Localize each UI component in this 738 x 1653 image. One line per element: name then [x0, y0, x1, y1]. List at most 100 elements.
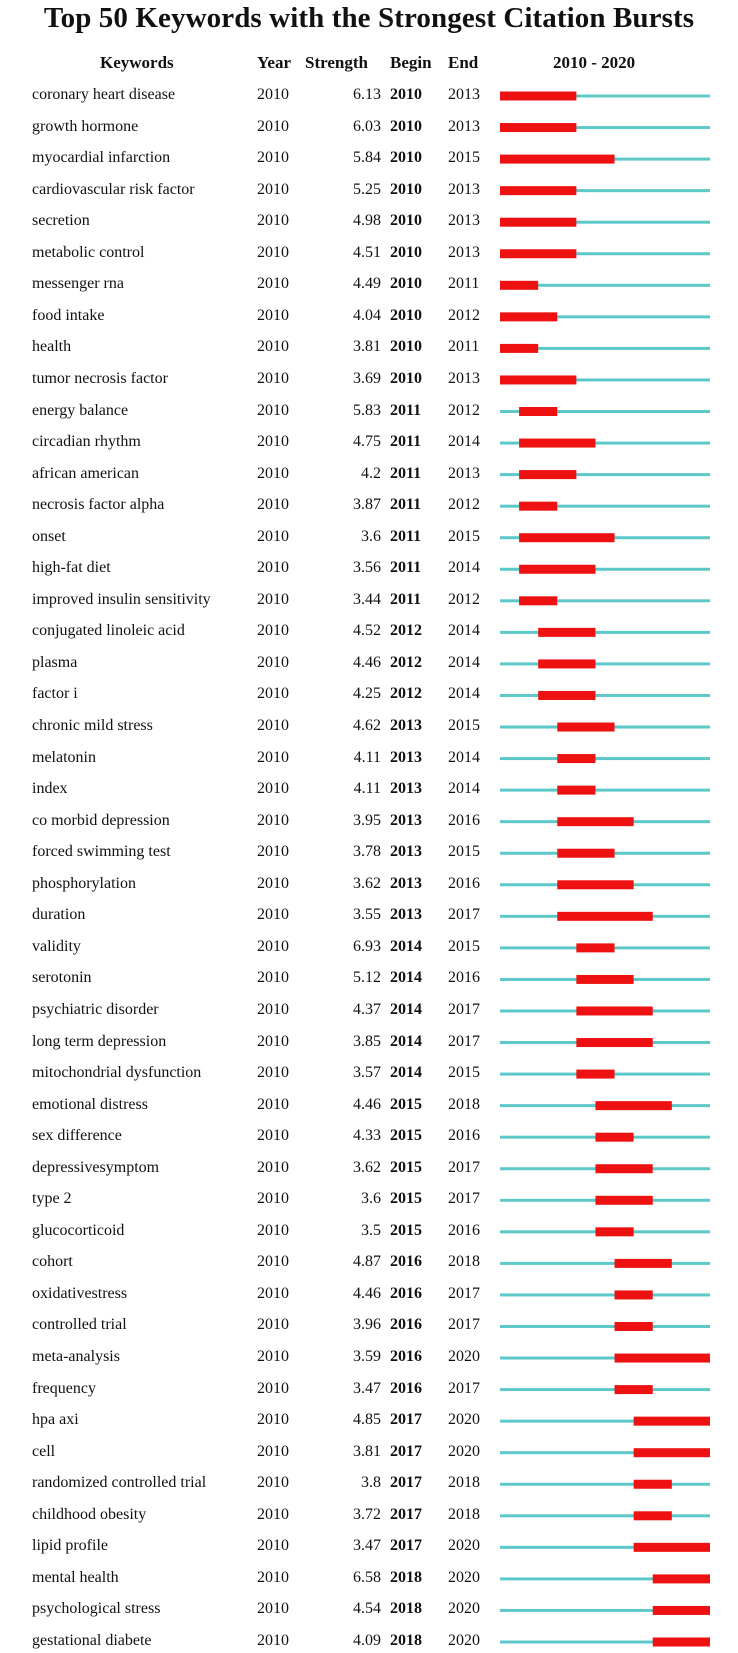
header-end: End	[448, 53, 479, 72]
begin-cell: 2011	[390, 496, 422, 514]
begin-cell: 2014	[390, 969, 422, 987]
timeline-line	[500, 473, 710, 477]
end-cell: 2020	[448, 1411, 480, 1429]
begin-cell: 2015	[390, 1095, 422, 1113]
year-cell: 2010	[257, 1316, 289, 1334]
strength-cell: 3.81	[353, 338, 381, 356]
end-cell: 2014	[448, 653, 480, 671]
end-cell: 2017	[448, 1032, 480, 1050]
burst-bar	[500, 217, 577, 227]
header-timeline: 2010 - 2020	[553, 53, 636, 72]
strength-cell: 3.6	[361, 527, 381, 545]
begin-cell: 2010	[390, 369, 422, 387]
strength-cell: 4.46	[353, 1284, 381, 1302]
burst-bar	[633, 1542, 710, 1552]
end-cell: 2013	[448, 86, 480, 103]
burst-bar	[557, 817, 634, 827]
timeline-line	[500, 220, 710, 224]
end-cell: 2014	[448, 559, 480, 577]
end-cell: 2018	[448, 1253, 480, 1271]
year-cell: 2010	[257, 780, 289, 798]
strength-cell: 4.11	[353, 780, 381, 798]
year-cell: 2010	[257, 1568, 289, 1586]
timeline-line	[500, 1388, 710, 1392]
strength-cell: 3.78	[353, 843, 381, 861]
end-cell: 2017	[448, 1379, 480, 1397]
begin-cell: 2013	[390, 906, 422, 924]
burst-bar	[633, 1479, 672, 1489]
year-cell: 2010	[257, 275, 289, 293]
strength-cell: 4.87	[353, 1253, 381, 1271]
strength-cell: 4.04	[353, 306, 381, 324]
begin-cell: 2016	[390, 1284, 422, 1302]
keyword-cell: psychological stress	[32, 1600, 161, 1618]
year-cell: 2010	[257, 1253, 289, 1271]
strength-cell: 5.84	[353, 149, 381, 167]
strength-cell: 3.56	[353, 559, 381, 577]
begin-cell: 2012	[390, 685, 422, 703]
year-cell: 2010	[257, 86, 289, 103]
strength-cell: 3.55	[353, 906, 381, 924]
burst-bar	[557, 722, 615, 732]
begin-cell: 2015	[390, 1221, 422, 1239]
strength-cell: 4.49	[353, 275, 381, 293]
year-cell: 2010	[257, 622, 289, 640]
strength-cell: 4.25	[353, 685, 381, 703]
timeline-line	[500, 567, 710, 571]
strength-cell: 4.98	[353, 212, 381, 230]
timeline-line	[500, 189, 710, 193]
keyword-cell: necrosis factor alpha	[32, 496, 165, 514]
strength-cell: 4.54	[353, 1600, 381, 1618]
strength-cell: 3.47	[353, 1537, 381, 1555]
burst-bar	[538, 627, 596, 637]
keyword-cell: secretion	[32, 212, 90, 230]
end-cell: 2020	[448, 1537, 480, 1555]
keyword-cell: energy balance	[32, 401, 129, 419]
keyword-cell: duration	[32, 906, 86, 924]
begin-cell: 2010	[390, 243, 422, 261]
strength-cell: 6.58	[353, 1568, 381, 1586]
begin-cell: 2013	[390, 717, 422, 735]
end-cell: 2018	[448, 1505, 480, 1523]
strength-cell: 3.62	[353, 874, 381, 892]
burst-bar	[500, 154, 615, 164]
strength-cell: 5.83	[353, 401, 381, 419]
strength-cell: 4.11	[353, 748, 381, 766]
begin-cell: 2013	[390, 874, 422, 892]
year-cell: 2010	[257, 117, 289, 135]
year-cell: 2010	[257, 748, 289, 766]
keyword-cell: emotional distress	[32, 1095, 148, 1113]
keyword-cell: cell	[32, 1442, 56, 1460]
burst-bar	[557, 848, 615, 858]
burst-bar	[538, 690, 596, 700]
keyword-cell: frequency	[32, 1379, 96, 1397]
year-cell: 2010	[257, 1032, 289, 1050]
end-cell: 2015	[448, 149, 480, 167]
begin-cell: 2011	[390, 590, 422, 608]
timeline-line	[500, 1514, 710, 1518]
strength-cell: 3.6	[361, 1190, 381, 1208]
strength-cell: 6.03	[353, 117, 381, 135]
burst-bar	[595, 1195, 653, 1205]
begin-cell: 2017	[390, 1537, 422, 1555]
strength-cell: 4.52	[353, 622, 381, 640]
keyword-cell: circadian rhythm	[32, 433, 141, 451]
end-cell: 2015	[448, 1064, 480, 1082]
burst-bar	[500, 91, 577, 101]
year-cell: 2010	[257, 937, 289, 955]
year-cell: 2010	[257, 717, 289, 735]
timeline-line	[500, 504, 710, 508]
end-cell: 2013	[448, 243, 480, 261]
year-cell: 2010	[257, 527, 289, 545]
begin-cell: 2011	[390, 401, 422, 419]
strength-cell: 3.81	[353, 1442, 381, 1460]
begin-cell: 2011	[390, 527, 422, 545]
begin-cell: 2011	[390, 464, 422, 482]
end-cell: 2013	[448, 212, 480, 230]
timeline-line	[500, 1545, 710, 1549]
year-cell: 2010	[257, 590, 289, 608]
end-cell: 2017	[448, 1190, 480, 1208]
burst-bar	[519, 533, 615, 543]
begin-cell: 2015	[390, 1158, 422, 1176]
year-cell: 2010	[257, 496, 289, 514]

****

▶ _REQUEST_
Edit the items above by changing every "burst-bar" to "burst-span" and keeping everything else the same. Leave the pictures out.

▶ _RESPONSE BELOW_
Localize each UI component in this 738 x 1653 image. One line per element: name then [x0, y0, x1, y1]. List at most 100 elements.
header-end: End	[448, 53, 479, 72]
begin-cell: 2011	[390, 496, 422, 514]
begin-cell: 2014	[390, 969, 422, 987]
timeline-line	[500, 473, 710, 477]
end-cell: 2020	[448, 1411, 480, 1429]
begin-cell: 2015	[390, 1095, 422, 1113]
year-cell: 2010	[257, 1316, 289, 1334]
strength-cell: 3.81	[353, 338, 381, 356]
end-cell: 2014	[448, 653, 480, 671]
end-cell: 2017	[448, 1032, 480, 1050]
burst-span	[500, 217, 577, 227]
header-timeline: 2010 - 2020	[553, 53, 636, 72]
strength-cell: 3.6	[361, 527, 381, 545]
begin-cell: 2010	[390, 369, 422, 387]
strength-cell: 4.46	[353, 1284, 381, 1302]
burst-span	[633, 1542, 710, 1552]
end-cell: 2013	[448, 86, 480, 103]
burst-span	[557, 817, 634, 827]
timeline-line	[500, 220, 710, 224]
end-cell: 2014	[448, 559, 480, 577]
end-cell: 2018	[448, 1253, 480, 1271]
year-cell: 2010	[257, 780, 289, 798]
strength-cell: 4.11	[353, 780, 381, 798]
year-cell: 2010	[257, 1568, 289, 1586]
timeline-line	[500, 1388, 710, 1392]
strength-cell: 3.78	[353, 843, 381, 861]
end-cell: 2017	[448, 1379, 480, 1397]
begin-cell: 2013	[390, 906, 422, 924]
burst-span	[633, 1479, 672, 1489]
year-cell: 2010	[257, 275, 289, 293]
strength-cell: 4.87	[353, 1253, 381, 1271]
strength-cell: 4.04	[353, 306, 381, 324]
begin-cell: 2016	[390, 1284, 422, 1302]
keyword-cell: psychological stress	[32, 1600, 161, 1618]
year-cell: 2010	[257, 1253, 289, 1271]
strength-cell: 5.84	[353, 149, 381, 167]
strength-cell: 3.56	[353, 559, 381, 577]
begin-cell: 2012	[390, 685, 422, 703]
year-cell: 2010	[257, 86, 289, 103]
strength-cell: 3.55	[353, 906, 381, 924]
burst-span	[557, 722, 615, 732]
begin-cell: 2015	[390, 1221, 422, 1239]
strength-cell: 4.49	[353, 275, 381, 293]
year-cell: 2010	[257, 622, 289, 640]
strength-cell: 4.25	[353, 685, 381, 703]
timeline-line	[500, 567, 710, 571]
strength-cell: 4.98	[353, 212, 381, 230]
timeline-line	[500, 189, 710, 193]
keyword-cell: necrosis factor alpha	[32, 496, 165, 514]
strength-cell: 4.54	[353, 1600, 381, 1618]
strength-cell: 3.47	[353, 1537, 381, 1555]
burst-span	[538, 627, 596, 637]
keyword-cell: secretion	[32, 212, 90, 230]
end-cell: 2020	[448, 1537, 480, 1555]
keyword-cell: energy balance	[32, 401, 129, 419]
keyword-cell: duration	[32, 906, 86, 924]
begin-cell: 2010	[390, 243, 422, 261]
strength-cell: 6.58	[353, 1568, 381, 1586]
begin-cell: 2013	[390, 717, 422, 735]
end-cell: 2018	[448, 1505, 480, 1523]
strength-cell: 3.62	[353, 874, 381, 892]
burst-span	[500, 154, 615, 164]
strength-cell: 5.83	[353, 401, 381, 419]
strength-cell: 4.11	[353, 748, 381, 766]
begin-cell: 2013	[390, 874, 422, 892]
year-cell: 2010	[257, 117, 289, 135]
year-cell: 2010	[257, 748, 289, 766]
keyword-cell: emotional distress	[32, 1095, 148, 1113]
keyword-cell: cell	[32, 1442, 56, 1460]
burst-span	[557, 848, 615, 858]
burst-span	[538, 690, 596, 700]
keyword-cell: frequency	[32, 1379, 96, 1397]
year-cell: 2010	[257, 1032, 289, 1050]
end-cell: 2015	[448, 149, 480, 167]
begin-cell: 2011	[390, 590, 422, 608]
timeline-line	[500, 1514, 710, 1518]
strength-cell: 3.6	[361, 1190, 381, 1208]
strength-cell: 6.03	[353, 117, 381, 135]
burst-span	[595, 1195, 653, 1205]
begin-cell: 2017	[390, 1537, 422, 1555]
strength-cell: 4.52	[353, 622, 381, 640]
keyword-cell: circadian rhythm	[32, 433, 141, 451]
end-cell: 2015	[448, 1064, 480, 1082]
burst-span	[500, 91, 577, 101]
year-cell: 2010	[257, 937, 289, 955]
year-cell: 2010	[257, 717, 289, 735]
timeline-line	[500, 504, 710, 508]
end-cell: 2013	[448, 243, 480, 261]
year-cell: 2010	[257, 527, 289, 545]
begin-cell: 2011	[390, 401, 422, 419]
strength-cell: 3.81	[353, 1442, 381, 1460]
begin-cell: 2011	[390, 527, 422, 545]
begin-cell: 2011	[390, 464, 422, 482]
end-cell: 2013	[448, 212, 480, 230]
timeline-line	[500, 1545, 710, 1549]
year-cell: 2010	[257, 590, 289, 608]
end-cell: 2017	[448, 1190, 480, 1208]
burst-span	[519, 533, 615, 543]
begin-cell: 2015	[390, 1158, 422, 1176]
year-cell: 2010	[257, 496, 289, 514]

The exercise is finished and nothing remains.